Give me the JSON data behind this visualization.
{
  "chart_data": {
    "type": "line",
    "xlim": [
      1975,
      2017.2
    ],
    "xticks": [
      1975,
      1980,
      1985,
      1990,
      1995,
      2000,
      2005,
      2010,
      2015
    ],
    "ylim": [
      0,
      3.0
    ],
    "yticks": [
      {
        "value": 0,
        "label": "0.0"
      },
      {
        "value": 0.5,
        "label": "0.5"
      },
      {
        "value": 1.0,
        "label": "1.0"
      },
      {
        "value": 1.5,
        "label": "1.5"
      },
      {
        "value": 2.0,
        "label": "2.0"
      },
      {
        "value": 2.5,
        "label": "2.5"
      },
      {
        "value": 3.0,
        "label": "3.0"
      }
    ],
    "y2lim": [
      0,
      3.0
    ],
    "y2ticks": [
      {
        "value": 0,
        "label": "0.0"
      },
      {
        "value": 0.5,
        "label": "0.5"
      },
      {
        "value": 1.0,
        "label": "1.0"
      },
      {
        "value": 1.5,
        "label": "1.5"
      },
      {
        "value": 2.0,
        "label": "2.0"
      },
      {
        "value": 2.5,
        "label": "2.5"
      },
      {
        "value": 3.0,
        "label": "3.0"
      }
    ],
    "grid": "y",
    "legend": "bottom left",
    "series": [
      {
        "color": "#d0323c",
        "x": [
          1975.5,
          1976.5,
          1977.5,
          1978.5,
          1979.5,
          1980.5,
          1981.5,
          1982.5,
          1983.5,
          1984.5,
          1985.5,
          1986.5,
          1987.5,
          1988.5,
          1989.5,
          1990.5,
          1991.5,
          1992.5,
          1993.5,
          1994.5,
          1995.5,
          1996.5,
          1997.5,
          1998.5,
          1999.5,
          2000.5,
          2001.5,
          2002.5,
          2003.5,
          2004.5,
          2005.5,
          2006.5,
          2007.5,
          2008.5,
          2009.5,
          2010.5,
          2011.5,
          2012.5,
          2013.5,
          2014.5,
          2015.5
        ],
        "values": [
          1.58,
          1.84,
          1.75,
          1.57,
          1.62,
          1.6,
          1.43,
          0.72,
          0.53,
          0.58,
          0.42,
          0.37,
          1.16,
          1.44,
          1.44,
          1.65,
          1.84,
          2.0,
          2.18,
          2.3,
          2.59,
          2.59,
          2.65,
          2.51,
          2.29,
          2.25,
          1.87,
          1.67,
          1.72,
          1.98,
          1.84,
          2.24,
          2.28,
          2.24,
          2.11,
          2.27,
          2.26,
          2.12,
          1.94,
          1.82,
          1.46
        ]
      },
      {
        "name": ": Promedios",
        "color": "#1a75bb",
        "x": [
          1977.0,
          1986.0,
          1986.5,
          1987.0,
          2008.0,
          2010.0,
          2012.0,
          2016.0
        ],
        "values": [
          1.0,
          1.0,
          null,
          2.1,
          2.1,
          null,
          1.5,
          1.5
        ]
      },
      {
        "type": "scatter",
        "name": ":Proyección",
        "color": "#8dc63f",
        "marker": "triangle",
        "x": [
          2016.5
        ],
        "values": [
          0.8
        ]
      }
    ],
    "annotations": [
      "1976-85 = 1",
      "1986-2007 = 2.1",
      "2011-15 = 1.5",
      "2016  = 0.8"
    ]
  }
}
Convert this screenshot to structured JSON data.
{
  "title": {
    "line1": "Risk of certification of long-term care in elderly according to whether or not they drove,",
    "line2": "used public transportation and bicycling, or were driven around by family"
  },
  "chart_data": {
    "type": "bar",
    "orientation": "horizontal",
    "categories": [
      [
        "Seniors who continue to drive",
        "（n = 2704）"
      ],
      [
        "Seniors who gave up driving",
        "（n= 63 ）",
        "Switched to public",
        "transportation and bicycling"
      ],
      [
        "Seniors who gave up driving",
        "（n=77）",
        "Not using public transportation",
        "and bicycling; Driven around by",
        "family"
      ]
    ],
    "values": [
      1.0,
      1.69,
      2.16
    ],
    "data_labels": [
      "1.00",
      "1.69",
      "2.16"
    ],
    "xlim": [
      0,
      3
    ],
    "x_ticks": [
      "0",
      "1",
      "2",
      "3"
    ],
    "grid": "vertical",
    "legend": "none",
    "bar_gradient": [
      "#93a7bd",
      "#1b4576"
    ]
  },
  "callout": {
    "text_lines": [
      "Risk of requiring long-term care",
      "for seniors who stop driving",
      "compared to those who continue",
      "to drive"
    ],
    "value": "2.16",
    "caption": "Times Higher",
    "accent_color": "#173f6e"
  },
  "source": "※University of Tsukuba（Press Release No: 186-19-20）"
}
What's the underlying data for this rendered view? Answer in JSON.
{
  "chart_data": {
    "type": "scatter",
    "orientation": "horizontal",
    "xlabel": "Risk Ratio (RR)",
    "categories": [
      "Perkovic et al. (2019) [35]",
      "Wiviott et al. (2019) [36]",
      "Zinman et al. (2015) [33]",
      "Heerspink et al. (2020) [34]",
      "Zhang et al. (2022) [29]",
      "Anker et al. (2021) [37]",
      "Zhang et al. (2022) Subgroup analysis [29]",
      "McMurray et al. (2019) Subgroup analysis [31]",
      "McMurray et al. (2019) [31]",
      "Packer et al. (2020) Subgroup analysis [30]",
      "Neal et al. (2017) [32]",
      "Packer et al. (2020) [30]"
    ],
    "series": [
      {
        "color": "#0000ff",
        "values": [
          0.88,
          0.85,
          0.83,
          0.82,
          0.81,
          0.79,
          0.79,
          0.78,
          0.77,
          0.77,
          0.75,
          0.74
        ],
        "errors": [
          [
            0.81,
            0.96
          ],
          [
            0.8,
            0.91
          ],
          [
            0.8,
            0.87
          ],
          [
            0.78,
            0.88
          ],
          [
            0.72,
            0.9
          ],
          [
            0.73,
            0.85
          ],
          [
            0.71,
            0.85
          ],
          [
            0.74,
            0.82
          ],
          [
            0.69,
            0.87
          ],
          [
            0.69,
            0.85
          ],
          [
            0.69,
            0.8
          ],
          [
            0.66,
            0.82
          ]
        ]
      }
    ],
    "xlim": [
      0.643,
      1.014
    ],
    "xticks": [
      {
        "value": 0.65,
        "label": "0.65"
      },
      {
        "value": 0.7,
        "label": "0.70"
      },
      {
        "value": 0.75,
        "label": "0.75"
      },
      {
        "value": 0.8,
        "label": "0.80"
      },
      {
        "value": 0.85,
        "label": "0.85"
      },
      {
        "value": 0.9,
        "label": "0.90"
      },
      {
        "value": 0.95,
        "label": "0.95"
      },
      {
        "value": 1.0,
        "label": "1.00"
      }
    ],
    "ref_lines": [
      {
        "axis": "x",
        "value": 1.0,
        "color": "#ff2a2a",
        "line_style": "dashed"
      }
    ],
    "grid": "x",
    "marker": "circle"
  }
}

* * * * * * * * *

# [Work instructions]
In the entries above, identify every line with the word "Risk". Copy those lines.

# [Response to this task]
    "line1": "Risk of certification of long-term care in elderly according to whether or not they drove,",
      "Risk of requiring long-term care",
    "xlabel": "Risk Ratio (RR)",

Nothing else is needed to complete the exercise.